Short exercise => Copy each line of the data below with the word "structured".

[Stored data entries]

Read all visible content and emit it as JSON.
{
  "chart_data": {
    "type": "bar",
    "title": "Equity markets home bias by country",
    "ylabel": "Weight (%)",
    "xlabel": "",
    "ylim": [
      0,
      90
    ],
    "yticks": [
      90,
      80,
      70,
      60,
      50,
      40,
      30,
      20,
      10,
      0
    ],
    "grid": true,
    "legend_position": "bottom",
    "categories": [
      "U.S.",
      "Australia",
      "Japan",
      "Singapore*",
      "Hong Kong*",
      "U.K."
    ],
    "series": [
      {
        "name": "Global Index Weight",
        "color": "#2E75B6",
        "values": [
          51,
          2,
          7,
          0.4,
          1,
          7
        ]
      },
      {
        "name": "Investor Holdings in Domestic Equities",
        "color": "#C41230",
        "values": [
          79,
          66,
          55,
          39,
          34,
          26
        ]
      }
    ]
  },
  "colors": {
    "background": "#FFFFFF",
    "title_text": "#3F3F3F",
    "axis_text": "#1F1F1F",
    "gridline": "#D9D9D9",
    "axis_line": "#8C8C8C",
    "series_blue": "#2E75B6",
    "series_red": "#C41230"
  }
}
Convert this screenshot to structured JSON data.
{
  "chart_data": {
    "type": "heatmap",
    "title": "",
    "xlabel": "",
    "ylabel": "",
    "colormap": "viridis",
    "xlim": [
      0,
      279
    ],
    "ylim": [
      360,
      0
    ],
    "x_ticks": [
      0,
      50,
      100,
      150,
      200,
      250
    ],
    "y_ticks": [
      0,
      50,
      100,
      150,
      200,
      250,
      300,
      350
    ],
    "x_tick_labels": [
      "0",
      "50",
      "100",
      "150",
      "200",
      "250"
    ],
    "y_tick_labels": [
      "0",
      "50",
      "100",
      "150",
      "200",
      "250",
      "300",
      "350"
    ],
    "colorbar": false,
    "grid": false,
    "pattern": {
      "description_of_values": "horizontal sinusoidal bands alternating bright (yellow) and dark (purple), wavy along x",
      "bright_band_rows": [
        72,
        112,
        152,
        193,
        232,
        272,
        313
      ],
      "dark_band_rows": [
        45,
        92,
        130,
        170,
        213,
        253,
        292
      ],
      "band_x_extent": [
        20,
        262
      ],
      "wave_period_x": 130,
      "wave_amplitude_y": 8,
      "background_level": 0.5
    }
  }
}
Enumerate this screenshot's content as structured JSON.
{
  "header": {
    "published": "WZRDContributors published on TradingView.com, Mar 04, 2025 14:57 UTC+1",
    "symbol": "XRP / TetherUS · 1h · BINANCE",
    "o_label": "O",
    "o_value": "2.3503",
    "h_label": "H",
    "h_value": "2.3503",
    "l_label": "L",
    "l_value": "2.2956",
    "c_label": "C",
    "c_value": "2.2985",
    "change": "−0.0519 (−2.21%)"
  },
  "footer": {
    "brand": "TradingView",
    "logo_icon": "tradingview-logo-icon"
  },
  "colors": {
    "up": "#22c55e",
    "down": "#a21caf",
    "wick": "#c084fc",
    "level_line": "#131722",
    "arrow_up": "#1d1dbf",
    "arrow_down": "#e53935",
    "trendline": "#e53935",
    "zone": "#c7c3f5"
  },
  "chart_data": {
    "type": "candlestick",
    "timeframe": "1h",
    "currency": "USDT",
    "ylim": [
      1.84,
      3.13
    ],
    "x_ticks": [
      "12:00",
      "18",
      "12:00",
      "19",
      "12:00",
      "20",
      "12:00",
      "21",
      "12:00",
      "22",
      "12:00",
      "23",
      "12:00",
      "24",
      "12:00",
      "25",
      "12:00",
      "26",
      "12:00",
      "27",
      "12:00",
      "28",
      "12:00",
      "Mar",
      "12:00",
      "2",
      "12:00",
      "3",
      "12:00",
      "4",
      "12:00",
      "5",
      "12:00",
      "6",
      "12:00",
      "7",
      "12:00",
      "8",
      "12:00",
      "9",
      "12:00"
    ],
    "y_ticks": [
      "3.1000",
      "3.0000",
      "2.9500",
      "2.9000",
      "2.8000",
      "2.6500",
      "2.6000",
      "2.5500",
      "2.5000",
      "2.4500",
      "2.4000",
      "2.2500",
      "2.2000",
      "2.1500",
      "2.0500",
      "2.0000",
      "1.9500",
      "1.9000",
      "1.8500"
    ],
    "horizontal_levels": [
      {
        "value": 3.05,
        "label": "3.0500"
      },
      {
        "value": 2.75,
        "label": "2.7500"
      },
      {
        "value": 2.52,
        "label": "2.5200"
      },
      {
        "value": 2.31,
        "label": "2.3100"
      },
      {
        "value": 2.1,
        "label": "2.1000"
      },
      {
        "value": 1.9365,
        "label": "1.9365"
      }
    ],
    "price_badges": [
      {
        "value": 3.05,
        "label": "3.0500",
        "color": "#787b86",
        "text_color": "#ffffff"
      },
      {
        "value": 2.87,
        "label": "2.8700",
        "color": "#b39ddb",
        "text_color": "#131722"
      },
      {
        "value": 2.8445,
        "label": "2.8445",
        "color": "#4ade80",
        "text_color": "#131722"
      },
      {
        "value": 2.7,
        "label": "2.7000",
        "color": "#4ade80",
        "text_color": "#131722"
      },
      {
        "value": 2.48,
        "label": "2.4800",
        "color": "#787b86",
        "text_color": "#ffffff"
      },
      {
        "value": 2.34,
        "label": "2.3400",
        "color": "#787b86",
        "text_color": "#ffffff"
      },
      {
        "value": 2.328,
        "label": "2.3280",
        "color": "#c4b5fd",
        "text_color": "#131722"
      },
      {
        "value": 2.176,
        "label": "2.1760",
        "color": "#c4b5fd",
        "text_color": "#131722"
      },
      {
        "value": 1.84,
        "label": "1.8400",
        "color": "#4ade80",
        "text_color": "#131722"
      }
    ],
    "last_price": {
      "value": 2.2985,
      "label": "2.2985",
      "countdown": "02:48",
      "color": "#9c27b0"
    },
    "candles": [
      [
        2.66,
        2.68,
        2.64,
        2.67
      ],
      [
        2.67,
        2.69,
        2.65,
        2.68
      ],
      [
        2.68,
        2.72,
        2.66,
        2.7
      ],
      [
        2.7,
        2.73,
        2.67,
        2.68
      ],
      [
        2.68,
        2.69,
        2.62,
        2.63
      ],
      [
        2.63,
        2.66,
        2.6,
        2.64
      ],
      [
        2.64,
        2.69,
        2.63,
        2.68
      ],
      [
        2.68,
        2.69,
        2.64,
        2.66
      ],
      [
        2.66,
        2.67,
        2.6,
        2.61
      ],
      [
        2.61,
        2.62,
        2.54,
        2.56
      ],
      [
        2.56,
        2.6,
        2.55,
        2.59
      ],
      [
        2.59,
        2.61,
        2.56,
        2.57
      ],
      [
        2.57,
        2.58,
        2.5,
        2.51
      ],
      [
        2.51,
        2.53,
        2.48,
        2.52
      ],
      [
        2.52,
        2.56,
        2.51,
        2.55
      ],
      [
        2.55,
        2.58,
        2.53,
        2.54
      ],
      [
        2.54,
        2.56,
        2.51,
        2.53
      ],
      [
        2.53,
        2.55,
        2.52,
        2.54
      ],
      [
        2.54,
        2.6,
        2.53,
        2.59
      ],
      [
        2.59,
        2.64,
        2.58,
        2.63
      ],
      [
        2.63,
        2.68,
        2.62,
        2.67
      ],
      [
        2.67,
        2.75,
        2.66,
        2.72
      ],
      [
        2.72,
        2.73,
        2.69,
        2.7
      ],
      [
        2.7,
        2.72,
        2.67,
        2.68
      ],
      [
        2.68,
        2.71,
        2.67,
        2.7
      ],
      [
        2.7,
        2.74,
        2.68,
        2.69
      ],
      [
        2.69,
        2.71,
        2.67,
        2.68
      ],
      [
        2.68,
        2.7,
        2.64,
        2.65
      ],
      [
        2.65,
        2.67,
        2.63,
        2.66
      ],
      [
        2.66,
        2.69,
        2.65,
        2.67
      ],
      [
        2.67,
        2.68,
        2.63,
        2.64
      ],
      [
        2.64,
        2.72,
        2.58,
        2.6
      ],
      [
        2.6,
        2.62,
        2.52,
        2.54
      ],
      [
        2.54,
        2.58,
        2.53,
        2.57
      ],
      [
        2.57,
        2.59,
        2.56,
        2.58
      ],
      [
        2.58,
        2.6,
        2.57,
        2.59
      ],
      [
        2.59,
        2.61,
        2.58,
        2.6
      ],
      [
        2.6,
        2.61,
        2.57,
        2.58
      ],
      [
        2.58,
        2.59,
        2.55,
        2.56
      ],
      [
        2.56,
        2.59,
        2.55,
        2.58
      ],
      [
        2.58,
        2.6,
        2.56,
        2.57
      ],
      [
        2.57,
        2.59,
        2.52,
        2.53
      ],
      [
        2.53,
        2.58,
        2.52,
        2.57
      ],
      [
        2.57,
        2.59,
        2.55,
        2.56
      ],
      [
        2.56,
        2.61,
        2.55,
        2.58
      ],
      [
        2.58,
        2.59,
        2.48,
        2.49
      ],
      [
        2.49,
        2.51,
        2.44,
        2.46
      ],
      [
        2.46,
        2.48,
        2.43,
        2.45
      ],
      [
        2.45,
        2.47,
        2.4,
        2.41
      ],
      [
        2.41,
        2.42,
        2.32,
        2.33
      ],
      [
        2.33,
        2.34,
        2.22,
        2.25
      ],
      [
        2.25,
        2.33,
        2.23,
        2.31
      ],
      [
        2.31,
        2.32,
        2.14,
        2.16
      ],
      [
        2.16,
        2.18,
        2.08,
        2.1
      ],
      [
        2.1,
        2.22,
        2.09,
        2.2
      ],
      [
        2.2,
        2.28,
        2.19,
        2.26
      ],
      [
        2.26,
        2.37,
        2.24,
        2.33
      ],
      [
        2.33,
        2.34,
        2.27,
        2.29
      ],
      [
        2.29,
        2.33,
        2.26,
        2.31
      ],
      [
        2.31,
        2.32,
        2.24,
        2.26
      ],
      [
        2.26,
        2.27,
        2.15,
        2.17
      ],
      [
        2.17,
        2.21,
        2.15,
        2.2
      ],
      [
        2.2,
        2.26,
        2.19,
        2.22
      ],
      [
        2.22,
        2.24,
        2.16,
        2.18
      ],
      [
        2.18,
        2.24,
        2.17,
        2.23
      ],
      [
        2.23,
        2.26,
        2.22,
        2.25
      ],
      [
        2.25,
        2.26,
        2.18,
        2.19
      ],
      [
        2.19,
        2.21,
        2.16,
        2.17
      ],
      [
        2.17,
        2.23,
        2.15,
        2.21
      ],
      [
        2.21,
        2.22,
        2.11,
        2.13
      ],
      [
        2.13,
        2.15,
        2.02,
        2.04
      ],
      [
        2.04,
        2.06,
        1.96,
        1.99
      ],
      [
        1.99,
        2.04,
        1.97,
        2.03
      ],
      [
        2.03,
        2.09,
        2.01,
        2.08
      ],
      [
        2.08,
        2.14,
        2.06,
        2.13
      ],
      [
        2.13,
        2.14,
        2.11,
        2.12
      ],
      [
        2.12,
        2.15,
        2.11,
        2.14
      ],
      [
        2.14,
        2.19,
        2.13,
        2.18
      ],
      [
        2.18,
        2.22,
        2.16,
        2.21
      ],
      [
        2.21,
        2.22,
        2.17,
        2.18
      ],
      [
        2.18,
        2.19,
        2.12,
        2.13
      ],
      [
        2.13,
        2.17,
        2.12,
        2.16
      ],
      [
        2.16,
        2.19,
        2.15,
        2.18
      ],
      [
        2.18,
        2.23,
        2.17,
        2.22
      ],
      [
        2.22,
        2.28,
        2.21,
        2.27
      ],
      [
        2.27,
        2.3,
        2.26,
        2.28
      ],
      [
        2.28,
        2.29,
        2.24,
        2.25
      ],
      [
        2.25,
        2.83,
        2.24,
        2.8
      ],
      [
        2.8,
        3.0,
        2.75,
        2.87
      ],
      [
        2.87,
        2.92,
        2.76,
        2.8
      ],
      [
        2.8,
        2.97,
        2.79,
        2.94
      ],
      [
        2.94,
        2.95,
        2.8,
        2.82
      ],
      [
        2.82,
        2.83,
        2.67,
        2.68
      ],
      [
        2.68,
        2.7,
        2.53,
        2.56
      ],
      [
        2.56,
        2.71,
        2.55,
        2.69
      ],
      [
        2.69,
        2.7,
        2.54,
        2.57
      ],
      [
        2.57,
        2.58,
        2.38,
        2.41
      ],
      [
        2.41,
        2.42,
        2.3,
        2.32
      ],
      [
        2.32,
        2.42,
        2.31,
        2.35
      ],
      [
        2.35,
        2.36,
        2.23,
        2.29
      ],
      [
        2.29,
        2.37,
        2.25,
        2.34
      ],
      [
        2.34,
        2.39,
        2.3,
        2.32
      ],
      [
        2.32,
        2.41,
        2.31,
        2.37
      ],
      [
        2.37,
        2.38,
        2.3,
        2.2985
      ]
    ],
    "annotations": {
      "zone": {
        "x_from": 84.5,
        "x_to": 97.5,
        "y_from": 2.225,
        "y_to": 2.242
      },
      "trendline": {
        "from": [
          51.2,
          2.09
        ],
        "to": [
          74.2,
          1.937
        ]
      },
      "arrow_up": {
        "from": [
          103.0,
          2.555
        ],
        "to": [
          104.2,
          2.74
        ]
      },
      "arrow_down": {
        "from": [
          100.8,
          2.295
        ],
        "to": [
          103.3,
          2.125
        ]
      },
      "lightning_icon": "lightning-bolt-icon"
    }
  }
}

The result =>
Convert this screenshot to structured JSON data.
Enumerate this screenshot's content as structured JSON.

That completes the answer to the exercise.